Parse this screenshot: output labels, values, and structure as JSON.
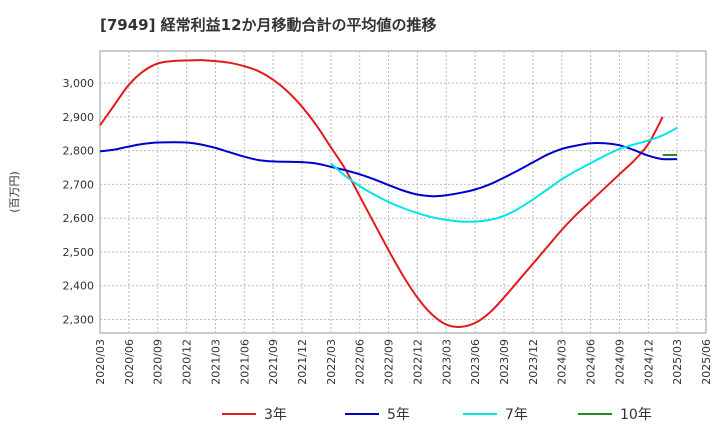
{
  "chart_data": {
    "type": "line",
    "title": "[7949]  経常利益12か月移動合計の平均値の推移",
    "ylabel": "(百万円)",
    "xlabel": "",
    "ylim": [
      2260,
      3095
    ],
    "yticks": [
      2300,
      2400,
      2500,
      2600,
      2700,
      2800,
      2900,
      3000
    ],
    "ytick_labels": [
      "2,300",
      "2,400",
      "2,500",
      "2,600",
      "2,700",
      "2,800",
      "2,900",
      "3,000"
    ],
    "xtick_labels": [
      "2020/03",
      "2020/06",
      "2020/09",
      "2020/12",
      "2021/03",
      "2021/06",
      "2021/09",
      "2021/12",
      "2022/03",
      "2022/06",
      "2022/09",
      "2022/12",
      "2023/03",
      "2023/06",
      "2023/09",
      "2023/12",
      "2024/03",
      "2024/06",
      "2024/09",
      "2024/12",
      "2025/03",
      "2025/06"
    ],
    "grid": true,
    "legend_position": "bottom",
    "series": [
      {
        "name": "3年",
        "color": "#e31a1c",
        "start_index": 0,
        "values": [
          2875,
          2935,
          2995,
          3035,
          3058,
          3065,
          3067,
          3068,
          3065,
          3060,
          3050,
          3035,
          3010,
          2975,
          2930,
          2875,
          2810,
          2745,
          2665,
          2585,
          2505,
          2430,
          2365,
          2315,
          2285,
          2278,
          2290,
          2320,
          2365,
          2415,
          2465,
          2515,
          2565,
          2610,
          2650,
          2690,
          2730,
          2770,
          2820,
          2900
        ]
      },
      {
        "name": "5年",
        "color": "#0000cc",
        "start_index": 0,
        "values": [
          2798,
          2803,
          2812,
          2820,
          2824,
          2825,
          2824,
          2818,
          2808,
          2795,
          2782,
          2772,
          2768,
          2767,
          2766,
          2762,
          2752,
          2742,
          2730,
          2715,
          2698,
          2682,
          2670,
          2665,
          2668,
          2675,
          2685,
          2700,
          2720,
          2742,
          2765,
          2788,
          2805,
          2815,
          2822,
          2822,
          2816,
          2802,
          2785,
          2775,
          2775
        ]
      },
      {
        "name": "7年",
        "color": "#00e5e5",
        "start_index": 16,
        "values": [
          2762,
          2725,
          2695,
          2670,
          2648,
          2630,
          2615,
          2603,
          2595,
          2590,
          2590,
          2595,
          2607,
          2628,
          2655,
          2685,
          2715,
          2740,
          2763,
          2785,
          2805,
          2818,
          2830,
          2845,
          2868
        ]
      },
      {
        "name": "10年",
        "color": "#228b22",
        "start_index": 39,
        "values": [
          2787,
          2787
        ]
      }
    ]
  }
}
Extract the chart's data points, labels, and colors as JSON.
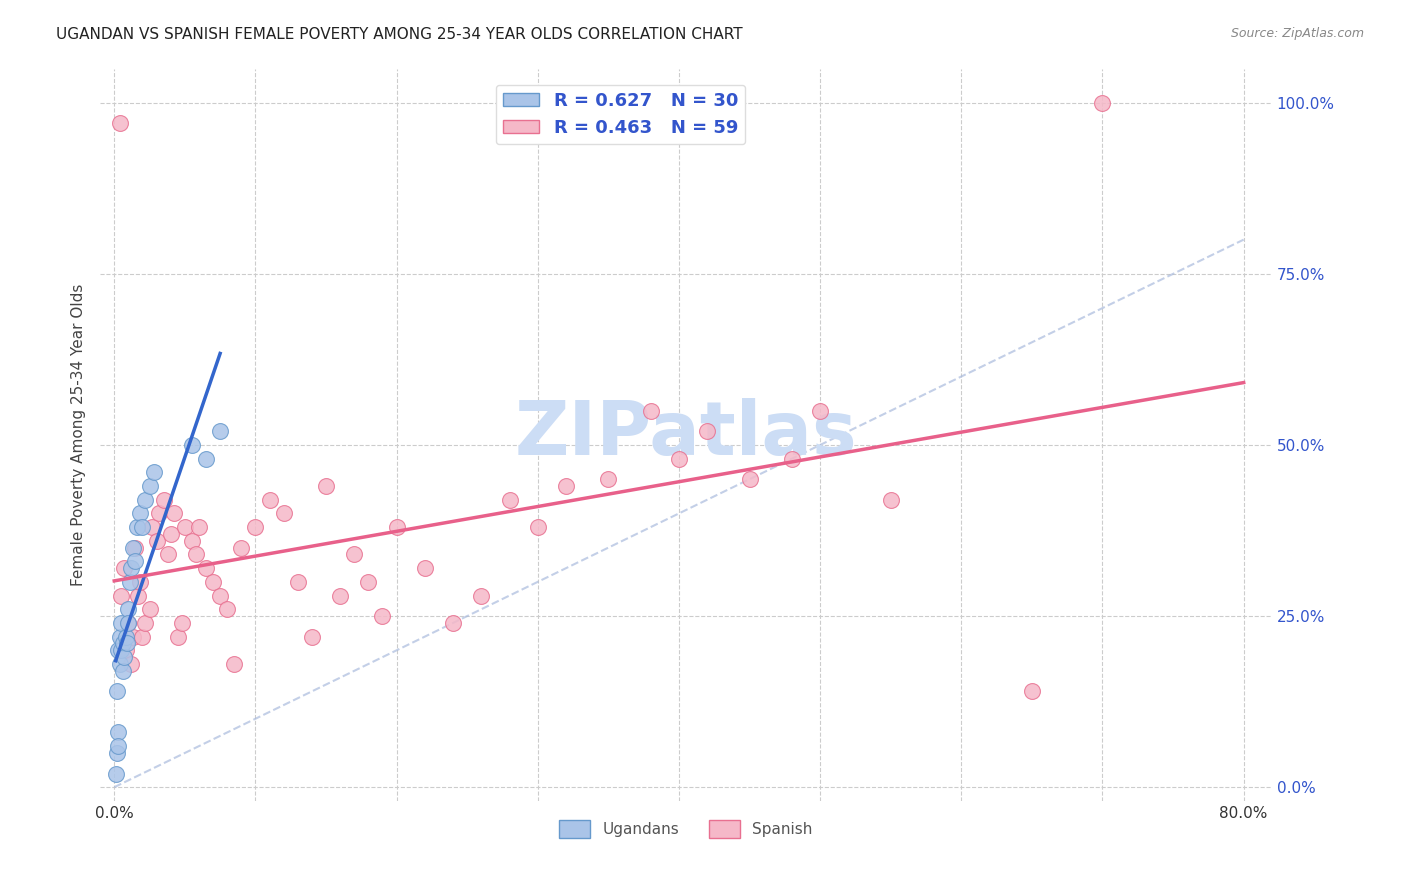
{
  "title": "UGANDAN VS SPANISH FEMALE POVERTY AMONG 25-34 YEAR OLDS CORRELATION CHART",
  "source": "Source: ZipAtlas.com",
  "ylabel": "Female Poverty Among 25-34 Year Olds",
  "xlim": [
    -0.01,
    0.82
  ],
  "ylim": [
    -0.02,
    1.05
  ],
  "ytick_positions_right": [
    0.0,
    0.25,
    0.5,
    0.75,
    1.0
  ],
  "R_ugandan": 0.627,
  "N_ugandan": 30,
  "R_spanish": 0.463,
  "N_spanish": 59,
  "ugandan_color": "#aac4e8",
  "ugandan_edge_color": "#6699cc",
  "ugandan_line_color": "#3366cc",
  "spanish_color": "#f5b8c8",
  "spanish_edge_color": "#e87090",
  "spanish_line_color": "#e8608a",
  "legend_text_color": "#3355cc",
  "watermark_color": "#ccddf5",
  "background_color": "#ffffff",
  "ugandan_x": [
    0.001,
    0.002,
    0.002,
    0.003,
    0.003,
    0.004,
    0.004,
    0.005,
    0.005,
    0.006,
    0.006,
    0.007,
    0.008,
    0.009,
    0.01,
    0.01,
    0.011,
    0.012,
    0.013,
    0.015,
    0.016,
    0.018,
    0.02,
    0.022,
    0.025,
    0.028,
    0.055,
    0.065,
    0.075,
    0.003
  ],
  "ugandan_y": [
    0.02,
    0.14,
    0.05,
    0.08,
    0.2,
    0.18,
    0.22,
    0.24,
    0.2,
    0.17,
    0.21,
    0.19,
    0.22,
    0.21,
    0.26,
    0.24,
    0.3,
    0.32,
    0.35,
    0.33,
    0.38,
    0.4,
    0.38,
    0.42,
    0.44,
    0.46,
    0.5,
    0.48,
    0.52,
    0.06
  ],
  "spanish_x": [
    0.004,
    0.005,
    0.007,
    0.008,
    0.01,
    0.012,
    0.013,
    0.015,
    0.017,
    0.018,
    0.02,
    0.022,
    0.025,
    0.027,
    0.03,
    0.032,
    0.035,
    0.038,
    0.04,
    0.042,
    0.045,
    0.048,
    0.05,
    0.055,
    0.058,
    0.06,
    0.065,
    0.07,
    0.075,
    0.08,
    0.085,
    0.09,
    0.1,
    0.11,
    0.12,
    0.13,
    0.14,
    0.15,
    0.16,
    0.17,
    0.18,
    0.19,
    0.2,
    0.22,
    0.24,
    0.26,
    0.28,
    0.3,
    0.32,
    0.35,
    0.38,
    0.4,
    0.42,
    0.45,
    0.48,
    0.5,
    0.55,
    0.65,
    0.7
  ],
  "spanish_y": [
    0.97,
    0.28,
    0.32,
    0.2,
    0.24,
    0.18,
    0.22,
    0.35,
    0.28,
    0.3,
    0.22,
    0.24,
    0.26,
    0.38,
    0.36,
    0.4,
    0.42,
    0.34,
    0.37,
    0.4,
    0.22,
    0.24,
    0.38,
    0.36,
    0.34,
    0.38,
    0.32,
    0.3,
    0.28,
    0.26,
    0.18,
    0.35,
    0.38,
    0.42,
    0.4,
    0.3,
    0.22,
    0.44,
    0.28,
    0.34,
    0.3,
    0.25,
    0.38,
    0.32,
    0.24,
    0.28,
    0.42,
    0.38,
    0.44,
    0.45,
    0.55,
    0.48,
    0.52,
    0.45,
    0.48,
    0.55,
    0.42,
    0.14,
    1.0
  ]
}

****************************************

▶ [Directions]: Make an exact copy of the whole listing, but don't bring over any pictures.

▶ [Output below]:
Parse this screenshot: output labels, values, and structure as JSON.
{
  "chart_data": {
    "type": "line",
    "title": "[7949]  経常利益12か月移動合計の平均値の推移",
    "ylabel": "(百万円)",
    "xlabel": "",
    "ylim": [
      2260,
      3095
    ],
    "yticks": [
      2300,
      2400,
      2500,
      2600,
      2700,
      2800,
      2900,
      3000
    ],
    "ytick_labels": [
      "2,300",
      "2,400",
      "2,500",
      "2,600",
      "2,700",
      "2,800",
      "2,900",
      "3,000"
    ],
    "xtick_labels": [
      "2020/03",
      "2020/06",
      "2020/09",
      "2020/12",
      "2021/03",
      "2021/06",
      "2021/09",
      "2021/12",
      "2022/03",
      "2022/06",
      "2022/09",
      "2022/12",
      "2023/03",
      "2023/06",
      "2023/09",
      "2023/12",
      "2024/03",
      "2024/06",
      "2024/09",
      "2024/12",
      "2025/03",
      "2025/06"
    ],
    "grid": true,
    "legend_position": "bottom",
    "series": [
      {
        "name": "3年",
        "color": "#e31a1c",
        "start_index": 0,
        "values": [
          2875,
          2935,
          2995,
          3035,
          3058,
          3065,
          3067,
          3068,
          3065,
          3060,
          3050,
          3035,
          3010,
          2975,
          2930,
          2875,
          2810,
          2745,
          2665,
          2585,
          2505,
          2430,
          2365,
          2315,
          2285,
          2278,
          2290,
          2320,
          2365,
          2415,
          2465,
          2515,
          2565,
          2610,
          2650,
          2690,
          2730,
          2770,
          2820,
          2900
        ]
      },
      {
        "name": "5年",
        "color": "#0000cc",
        "start_index": 0,
        "values": [
          2798,
          2803,
          2812,
          2820,
          2824,
          2825,
          2824,
          2818,
          2808,
          2795,
          2782,
          2772,
          2768,
          2767,
          2766,
          2762,
          2752,
          2742,
          2730,
          2715,
          2698,
          2682,
          2670,
          2665,
          2668,
          2675,
          2685,
          2700,
          2720,
          2742,
          2765,
          2788,
          2805,
          2815,
          2822,
          2822,
          2816,
          2802,
          2785,
          2775,
          2775
        ]
      },
      {
        "name": "7年",
        "color": "#00e5e5",
        "start_index": 16,
        "values": [
          2762,
          2725,
          2695,
          2670,
          2648,
          2630,
          2615,
          2603,
          2595,
          2590,
          2590,
          2595,
          2607,
          2628,
          2655,
          2685,
          2715,
          2740,
          2763,
          2785,
          2805,
          2818,
          2830,
          2845,
          2868
        ]
      },
      {
        "name": "10年",
        "color": "#228b22",
        "start_index": 39,
        "values": [
          2787,
          2787
        ]
      }
    ]
  }
}
Extract the chart's data points, labels, and colors as JSON.
{
  "title": "UGANDAN VS SPANISH FEMALE POVERTY AMONG 25-34 YEAR OLDS CORRELATION CHART",
  "source": "Source: ZipAtlas.com",
  "ylabel": "Female Poverty Among 25-34 Year Olds",
  "xlim": [
    -0.01,
    0.82
  ],
  "ylim": [
    -0.02,
    1.05
  ],
  "ytick_positions_right": [
    0.0,
    0.25,
    0.5,
    0.75,
    1.0
  ],
  "R_ugandan": 0.627,
  "N_ugandan": 30,
  "R_spanish": 0.463,
  "N_spanish": 59,
  "ugandan_color": "#aac4e8",
  "ugandan_edge_color": "#6699cc",
  "ugandan_line_color": "#3366cc",
  "spanish_color": "#f5b8c8",
  "spanish_edge_color": "#e87090",
  "spanish_line_color": "#e8608a",
  "legend_text_color": "#3355cc",
  "watermark_color": "#ccddf5",
  "background_color": "#ffffff",
  "ugandan_x": [
    0.001,
    0.002,
    0.002,
    0.003,
    0.003,
    0.004,
    0.004,
    0.005,
    0.005,
    0.006,
    0.006,
    0.007,
    0.008,
    0.009,
    0.01,
    0.01,
    0.011,
    0.012,
    0.013,
    0.015,
    0.016,
    0.018,
    0.02,
    0.022,
    0.025,
    0.028,
    0.055,
    0.065,
    0.075,
    0.003
  ],
  "ugandan_y": [
    0.02,
    0.14,
    0.05,
    0.08,
    0.2,
    0.18,
    0.22,
    0.24,
    0.2,
    0.17,
    0.21,
    0.19,
    0.22,
    0.21,
    0.26,
    0.24,
    0.3,
    0.32,
    0.35,
    0.33,
    0.38,
    0.4,
    0.38,
    0.42,
    0.44,
    0.46,
    0.5,
    0.48,
    0.52,
    0.06
  ],
  "spanish_x": [
    0.004,
    0.005,
    0.007,
    0.008,
    0.01,
    0.012,
    0.013,
    0.015,
    0.017,
    0.018,
    0.02,
    0.022,
    0.025,
    0.027,
    0.03,
    0.032,
    0.035,
    0.038,
    0.04,
    0.042,
    0.045,
    0.048,
    0.05,
    0.055,
    0.058,
    0.06,
    0.065,
    0.07,
    0.075,
    0.08,
    0.085,
    0.09,
    0.1,
    0.11,
    0.12,
    0.13,
    0.14,
    0.15,
    0.16,
    0.17,
    0.18,
    0.19,
    0.2,
    0.22,
    0.24,
    0.26,
    0.28,
    0.3,
    0.32,
    0.35,
    0.38,
    0.4,
    0.42,
    0.45,
    0.48,
    0.5,
    0.55,
    0.65,
    0.7
  ],
  "spanish_y": [
    0.97,
    0.28,
    0.32,
    0.2,
    0.24,
    0.18,
    0.22,
    0.35,
    0.28,
    0.3,
    0.22,
    0.24,
    0.26,
    0.38,
    0.36,
    0.4,
    0.42,
    0.34,
    0.37,
    0.4,
    0.22,
    0.24,
    0.38,
    0.36,
    0.34,
    0.38,
    0.32,
    0.3,
    0.28,
    0.26,
    0.18,
    0.35,
    0.38,
    0.42,
    0.4,
    0.3,
    0.22,
    0.44,
    0.28,
    0.34,
    0.3,
    0.25,
    0.38,
    0.32,
    0.24,
    0.28,
    0.42,
    0.38,
    0.44,
    0.45,
    0.55,
    0.48,
    0.52,
    0.45,
    0.48,
    0.55,
    0.42,
    0.14,
    1.0
  ]
}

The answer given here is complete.